PROMPT: Select the lines below containing the word "قوله".

Data entries
-*-
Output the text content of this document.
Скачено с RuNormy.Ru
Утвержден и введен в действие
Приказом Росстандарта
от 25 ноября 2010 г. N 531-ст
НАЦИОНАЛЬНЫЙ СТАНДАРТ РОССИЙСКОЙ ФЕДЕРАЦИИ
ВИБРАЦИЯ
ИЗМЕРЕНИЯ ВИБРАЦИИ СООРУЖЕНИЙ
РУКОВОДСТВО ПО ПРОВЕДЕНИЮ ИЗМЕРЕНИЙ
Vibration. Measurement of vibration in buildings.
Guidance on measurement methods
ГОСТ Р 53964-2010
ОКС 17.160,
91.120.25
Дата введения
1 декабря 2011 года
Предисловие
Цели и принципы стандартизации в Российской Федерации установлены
-*-
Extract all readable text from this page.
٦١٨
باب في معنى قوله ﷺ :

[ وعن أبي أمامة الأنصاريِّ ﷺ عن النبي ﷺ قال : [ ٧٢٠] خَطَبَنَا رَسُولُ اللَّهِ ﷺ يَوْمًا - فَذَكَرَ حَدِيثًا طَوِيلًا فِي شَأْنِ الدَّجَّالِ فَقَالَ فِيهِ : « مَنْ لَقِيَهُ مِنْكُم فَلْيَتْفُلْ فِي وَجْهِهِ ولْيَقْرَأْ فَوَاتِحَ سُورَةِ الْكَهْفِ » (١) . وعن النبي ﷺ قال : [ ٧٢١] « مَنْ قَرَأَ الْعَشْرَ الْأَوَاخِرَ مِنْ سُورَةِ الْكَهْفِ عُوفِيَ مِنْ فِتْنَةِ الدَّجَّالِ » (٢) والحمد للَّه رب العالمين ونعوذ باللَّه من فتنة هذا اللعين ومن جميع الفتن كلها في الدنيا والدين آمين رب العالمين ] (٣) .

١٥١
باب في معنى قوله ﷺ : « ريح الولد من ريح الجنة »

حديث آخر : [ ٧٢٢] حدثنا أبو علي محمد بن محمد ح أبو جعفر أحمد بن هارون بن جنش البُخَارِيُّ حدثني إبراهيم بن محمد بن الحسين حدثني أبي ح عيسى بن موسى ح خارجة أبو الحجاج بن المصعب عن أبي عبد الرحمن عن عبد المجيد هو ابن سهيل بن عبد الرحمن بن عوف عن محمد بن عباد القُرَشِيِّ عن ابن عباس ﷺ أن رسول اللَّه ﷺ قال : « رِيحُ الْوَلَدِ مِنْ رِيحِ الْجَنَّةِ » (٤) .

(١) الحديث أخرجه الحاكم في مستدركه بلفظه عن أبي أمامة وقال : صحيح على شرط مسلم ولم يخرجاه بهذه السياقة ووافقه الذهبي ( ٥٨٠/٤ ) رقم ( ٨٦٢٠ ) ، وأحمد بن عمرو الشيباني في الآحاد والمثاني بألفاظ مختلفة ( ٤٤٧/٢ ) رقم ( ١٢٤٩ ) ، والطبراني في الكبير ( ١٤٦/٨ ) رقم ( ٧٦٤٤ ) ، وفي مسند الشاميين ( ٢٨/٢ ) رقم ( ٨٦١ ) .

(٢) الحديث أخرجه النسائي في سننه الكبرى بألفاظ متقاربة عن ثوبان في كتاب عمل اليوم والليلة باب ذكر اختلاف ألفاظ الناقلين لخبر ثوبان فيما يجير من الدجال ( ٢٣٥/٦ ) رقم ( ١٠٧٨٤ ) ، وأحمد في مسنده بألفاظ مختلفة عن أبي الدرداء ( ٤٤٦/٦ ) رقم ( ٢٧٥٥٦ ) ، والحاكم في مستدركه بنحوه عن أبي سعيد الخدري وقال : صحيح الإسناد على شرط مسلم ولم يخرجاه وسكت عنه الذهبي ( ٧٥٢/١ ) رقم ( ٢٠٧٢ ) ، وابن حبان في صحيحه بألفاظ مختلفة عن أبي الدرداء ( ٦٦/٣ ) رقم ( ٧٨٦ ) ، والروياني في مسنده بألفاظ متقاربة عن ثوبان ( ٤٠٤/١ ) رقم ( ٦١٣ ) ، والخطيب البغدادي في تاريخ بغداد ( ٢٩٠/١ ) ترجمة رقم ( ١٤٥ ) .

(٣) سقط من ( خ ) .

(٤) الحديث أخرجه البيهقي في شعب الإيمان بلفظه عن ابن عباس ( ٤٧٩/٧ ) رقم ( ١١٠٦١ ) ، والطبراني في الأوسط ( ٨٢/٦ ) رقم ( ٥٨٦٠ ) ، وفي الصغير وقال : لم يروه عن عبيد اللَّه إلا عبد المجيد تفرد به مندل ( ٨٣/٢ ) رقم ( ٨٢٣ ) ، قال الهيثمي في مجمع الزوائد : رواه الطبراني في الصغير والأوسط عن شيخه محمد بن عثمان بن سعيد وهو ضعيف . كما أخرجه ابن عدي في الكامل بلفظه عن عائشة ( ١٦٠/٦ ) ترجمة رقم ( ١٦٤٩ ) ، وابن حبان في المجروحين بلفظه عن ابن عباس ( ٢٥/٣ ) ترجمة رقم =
-*-
TASK ANSWER:
باب في معنى قوله ﷺ :
باب في معنى قوله ﷺ : « ريح الولد من ريح الجنة »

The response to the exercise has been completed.